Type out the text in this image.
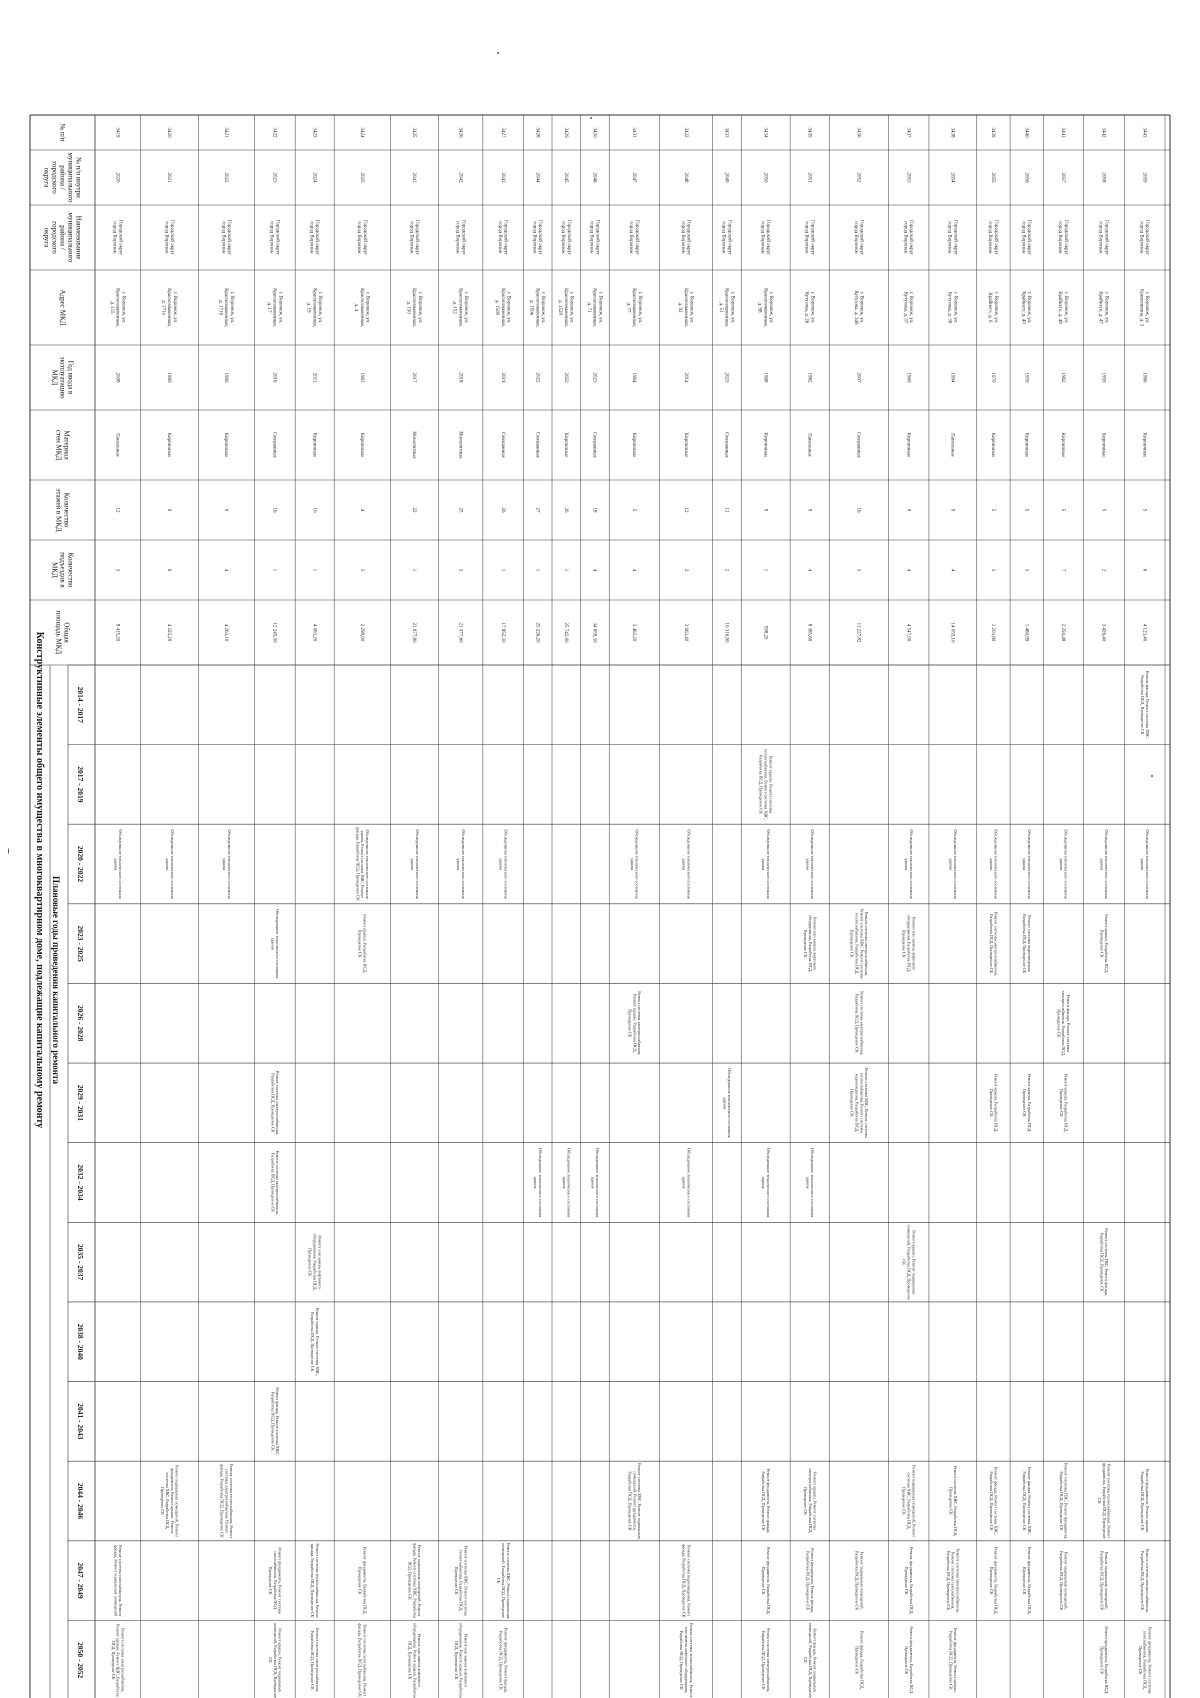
Конструктивные элементы общего имущества в многоквартирном доме, подлежащие капитальному ремонту Плановые годы проведения капитального ремонта
№ п/п
№ п/п внутримуниципальногорайона /городскогоокруга
Наименованиемуниципальногорайона /городскогоокруга
Адрес МКД
Год ввода вэксплуатациюМКД
Материалстен МКД
Количествоэтажей в МКД
Количествоподъездов вМКД
Общаяплощадь МКД
2014 - 2017
2017 - 2019
2020 - 2022
2023 - 2025
2026 - 2028
2029 - 2031
2032 - 2034
2035 - 2037
2038 - 2040
2041 - 2043
2044 - 2046
2047 - 2049
2050 - 2052
3419
2020
Городской округгород Воронеж
г. Воронеж, ул.Краснознаменная,д. 115
2008
Панельные
12
3
8 415,20
Обследование технического состоянияздания
Ремонт системы газоснабжения, Ремонтфасада, Ремонт подвальных помещений
Ремонт системы электроснабжения,Ремонт крыши, Ремонт ВДС, РазработкаПСД, Проведение СК
3420
2021
Городской округгород Воронеж
г. Воронеж, ул.Краснознаменная,д. 171а
1969
Кирпичные
9
6
4 225,20
Обследование технического состоянияздания
Ремонт подвальных помещений, Ремонтфундамента, Ремонт крыши, Ремонтсистемы ХВС, Разработка ПСД,Проведение СК
3421
2022
Городской округгород Воронеж
г. Воронеж, ул.Краснознаменная,д. 171б
1969
Кирпичные
9
4
4 263,10
Обследование технического состоянияздания
Ремонт системы теплоснабжения, Ремонтсистемы электроснабжения, Ремонтфасада, Разработка ПСД, Проведение СК
3422
2023
Городской округгород Воронеж
г. Воронеж, ул.Краснознаменная,д. 17
2016
Смешанные
16
1
12 245,30
Обследование технического состоянияздания
Ремонт системы электроснабжения,Разработка ПСД, Проведение СК
Ремонт системы электроснабжения,Разработка ПСД, Проведение СК
Ремонт фасада, Ремонт системы ХВС,Разработка ПСД, Проведение СК
Ремонт фундамента, Ремонт системыгазоснабжения, Разработка ПСД,Проведение СК
Ремонт крыши, Ремонт подвальныхпомещений, Разработка ПСД, ПроведениеСК
3423
2024
Городской округгород Воронеж
г. Воронеж, ул.Краснознаменная,д. 19
2011
Кирпичные
10
1
4 063,20
Ремонт или замена лифтовогооборудования, Разработка ПСД,Проведение СК
Ремонт крыши, Ремонт системы ХВС,Разработка ПСД, Проведение СК
Ремонт системы теплоснабжения, Ремонтфасада, Разработка ПСД, Проведение СК
Ремонт системы электроснабжения,Разработка ПСД, Проведение СК
3424
2025
Городской округгород Воронеж
г. Воронеж, ул.Краснознаменная,д. 4
1961
Кирпичные
4
3
2 298,90
Обследование технического состоянияздания, Ремонт системы ХВС, Ремонтфасада, Разработка ПСД, Проведение СК
Ремонт крыши, Разработка ПСД,Проведение СК
Ремонт фундамента, Разработка ПСД,Проведение СК
Ремонт системы газоснабжения, Ремонтфасада, Разработка ПСД, Проведение СК
3425
2041
Городской округгород Воронеж
г. Воронеж, ул.Краснознаменная,д. 150
2017
Монолитные
22
1
21 977,80
Обследование технического состоянияздания
Ремонт подвальных помещений, Ремонтфасада, Ремонт системы ХВС, РазработкаПСД, Проведение СК
Ремонт или замена лифтовогооборудования, Ремонт крыши, РазработкаПСД, Проведение СК
3426
2042
Городской округгород Воронеж
г. Воронеж, ул.Краснознаменная,д. 152
2018
Монолитные
25
3
21 077,60
Обследование технического состоянияздания
Ремонт системы ХВС, Ремонт системытеплоснабжения, Разработка ПСД,Проведение СК
Ремонт или замена лифтовогооборудования, Ремонт крыши, РазработкаПСД, Проведение СК
3427
2043
Городской округгород Воронеж
г. Воронеж, ул.Краснознаменная,д. 150б
2019
Смешанные
26
1
17 852,30
Обследование технического состоянияздания
Ремонт системы ХВС, Ремонт подвальныхпомещений, Разработка ПСД, ПроведениеСК
Ремонт фундамента, Ремонт фасада,Разработка ПСД, Проведение СК
3428
2044
Городской округгород Воронеж
г. Воронеж, ул.Краснознаменная,д. 150в
2022
Смешанные
27
1
25 226,20
Обследование технического состоянияздания
3429
2045
Городской округгород Воронеж
г. Воронеж, ул.Краснознаменная,д. 152б
2022
Кирпичные
26
1
25 742,00
Обследование технического состоянияздания
3430
2046
Городской округгород Воронеж
г. Воронеж, ул.Краснознаменная,д. 71
2023
Смешанные
18
4
34 659,30
Обследование технического состоянияздания
3431
2047
Городской округгород Воронеж
г. Воронеж, ул.Краснознаменная,д. 77
1964
Кирпичные
5
4
3 462,20
Обследование технического состоянияздания
Ремонт системы электроснабжения,Ремонт крыши, Разработка ПСД,Проведение СК
Ремонт системы ХВС, Ремонт подвальныхпомещений, Ремонт фундамента,Разработка ПСД, Проведение СК
3432
2048
Городской округгород Воронеж
г. Воронеж, ул.Краснознаменная,д. 92
2014
Кирпичные
12
2
3 963,40
Обследование технического состоянияздания
Обследование технического состоянияздания
Ремонт системы водоотведения, Ремонтфасада, Разработка ПСД, Проведение СК
Ремонт системы теплоснабжения, Ремонтили замена лифтового оборудования,Разработка ПСД, Проведение СК
3433
2049
Городской округгород Воронеж
г. Воронеж, ул.Краснознаменная,д. 51
2023
Смешанные
12
2
10 316,90
Обследование технического состоянияздания
3434
2050
Городской округгород Воронеж
г. Воронеж, ул.Краснознаменная,д. 98
1968
Кирпичные
9
1
598,20
Ремонт крыши, Ремонт системытеплоснабжения, Ремонт системы ХВС,Разработка ПСД, Проведение СК
Обследование технического состоянияздания
Обследование технического состоянияздания
Ремонт фундамента, Ремонт фасада,Разработка ПСД, Проведение СК
Ремонт фундамента, Разработка ПСД,Проведение СК
Ремонт системы электроснабжения,Разработка ПСД, Проведение СК
3435
2051
Городской округгород Воронеж
г. Воронеж, ул.Кутузова, д. 26
1982
Панельные
9
4
8 385,60
Обследование технического состоянияздания
Ремонт или замена лифтовогооборудования, Разработка ПСД,Проведение СК
Обследование технического состоянияздания
Ремонт крыши, Ремонт системыэлектроснабжения, Разработка ПСД,Проведение СК
Ремонт фундамента, Ремонт фасада,Разработка ПСД, Проведение СК
Ремонт фасада, Ремонт подвальныхпомещений, Разработка ПСД, ПроведениеСК
3436
2052
Городской округгород Воронеж
г. Воронеж, ул.Кутузова, д. 34б
2007
Смешанные
16
3
11 227,82
Ремонт системы электроснабжения,Ремонт системы ХВС, Ремонт системытеплоснабжения, Разработка ПСД,Проведение СК
Ремонт системы электроснабжения,Разработка ПСД, Проведение СК
Ремонт системы ХВС, Ремонт системытеплоснабжения, Ремонт системыводоотведения, Разработка ПСД,Проведение СК
Ремонт подвальных помещений,Разработка ПСД, Проведение СК
Ремонт фасада, Разработка ПСД,Проведение СК
3437
2053
Городской округгород Воронеж
г. Воронеж, ул.Кутузова, д. 37
1969
Кирпичные
9
4
4 547,00
Обследование технического состоянияздания
Ремонт или замена лифтовогооборудования, Разработка ПСД,Проведение СК
Ремонт крыши, Ремонт подвальныхпомещений, Разработка ПСД, ПроведениеСК
Ремонт подвальных помещений, Ремонтсистемы ХВС, Разработка ПСД,Проведение СК
Ремонт фундамента, Разработка ПСД,Проведение СК
Ремонт фундамента, Разработка ПСД,Проведение СК
3438
2054
Городской округгород Воронеж
г. Воронеж, ул.Кутузова, д. 39
1994
Панельные
9
4
14 055,10
Обследование технического состоянияздания
Ремонт системы ХВС, Разработка ПСД,Проведение СК
Ремонт системы электроснабжения,Ремонт системы газоснабжения,Разработка ПСД, Проведение СК
Ремонт фундамента, Ремонт крыши,Разработка ПСД, Проведение СК
3439
2055
Городской округгород Воронеж
г. Воронеж, ул.Крайнего, д. 6
1970
Кирпичные
5
3
1 203,80
Обследование технического состоянияздания
Ремонт системы электроснабжения,Разработка ПСД, Проведение СК
Ремонт крыши, Разработка ПСД,Проведение СК
Ремонт фасада, Ремонт системы ХВС,Разработка ПСД, Проведение СК
Ремонт фундамента, Разработка ПСД,Проведение СК
3440
2056
Городской округгород Воронеж
г. Воронеж, ул.Крайнего, д. 40
1959
Кирпичные
5
3
1 480,99
Обследование технического состоянияздания
Ремонт системы водоотведения,Разработка ПСД, Проведение СК
Ремонт крыши, Разработка ПСД,Проведение СК
Ремонт фасада, Ремонт системы ХВС,Разработка ПСД, Проведение СК
Ремонт фундамента, Разработка ПСД,Проведение СК
3441
2057
Городской округгород Воронеж
г. Воронеж, ул.Крайнего, д. 48
1962
Кирпичные
5
7
2 250,48
Обследование технического состоянияздания
Ремонт фасада, Ремонт системыэлектроснабжения, Разработка ПСД,Проведение СК
Ремонт крыши, Разработка ПСД,Проведение СК
Ремонт системы ГВС, Ремонт фундамента,Разработка ПСД, Проведение СК
Ремонт подвальных помещений,Разработка ПСД, Проведение СК
3442
2058
Городской округгород Воронеж
г. Воронеж, ул.Крайнего, д. 47
1959
Кирпичные
5
2
3 426,40
Обследование технического состоянияздания
Ремонт крыши, Разработка ПСД,Проведение СК
Ремонт системы ГВС, Ремонт фасада,Разработка ПСД, Проведение СК
Ремонт системы теплоснабжения, Ремонтфундамента, Разработка ПСД, ПроведениеСК
Ремонт подвальных помещений,Разработка ПСД, Проведение СК
Ремонт фундамента, Разработка ПСД,Проведение СК
3443
2059
Городской округгород Воронеж
г. Воронеж, ул.Кривошеина, д. 3
1966
Кирпичные
5
6
4 123,40
Ремонт фасада, Ремонт системы ХВС,Разработка ПСД, Проведение СК
Обследование технического состоянияздания
Ремонт фундамента, Ремонт крыши,Разработка ПСД, Проведение СК
Ремонт системы электроснабжения,Разработка ПСД, Проведение СК
Ремонт фундамента, Ремонт системыгазоснабжения, Разработка ПСД,Проведение СК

WRITTEN TASK >>
Go through the records. Copy each line where "ПроведениеСК" appears.

FULL ANSWER >>
Ремонт крыши, Ремонт подвальныхпомещений, Разработка ПСД, ПроведениеСК
Ремонт системы ХВС, Ремонт подвальныхпомещений, Разработка ПСД, ПроведениеСК
Ремонт фасада, Ремонт подвальныхпомещений, Разработка ПСД, ПроведениеСК
Ремонт крыши, Ремонт подвальныхпомещений, Разработка ПСД, ПроведениеСК
Ремонт системы теплоснабжения, Ремонтфундамента, Разработка ПСД, ПроведениеСК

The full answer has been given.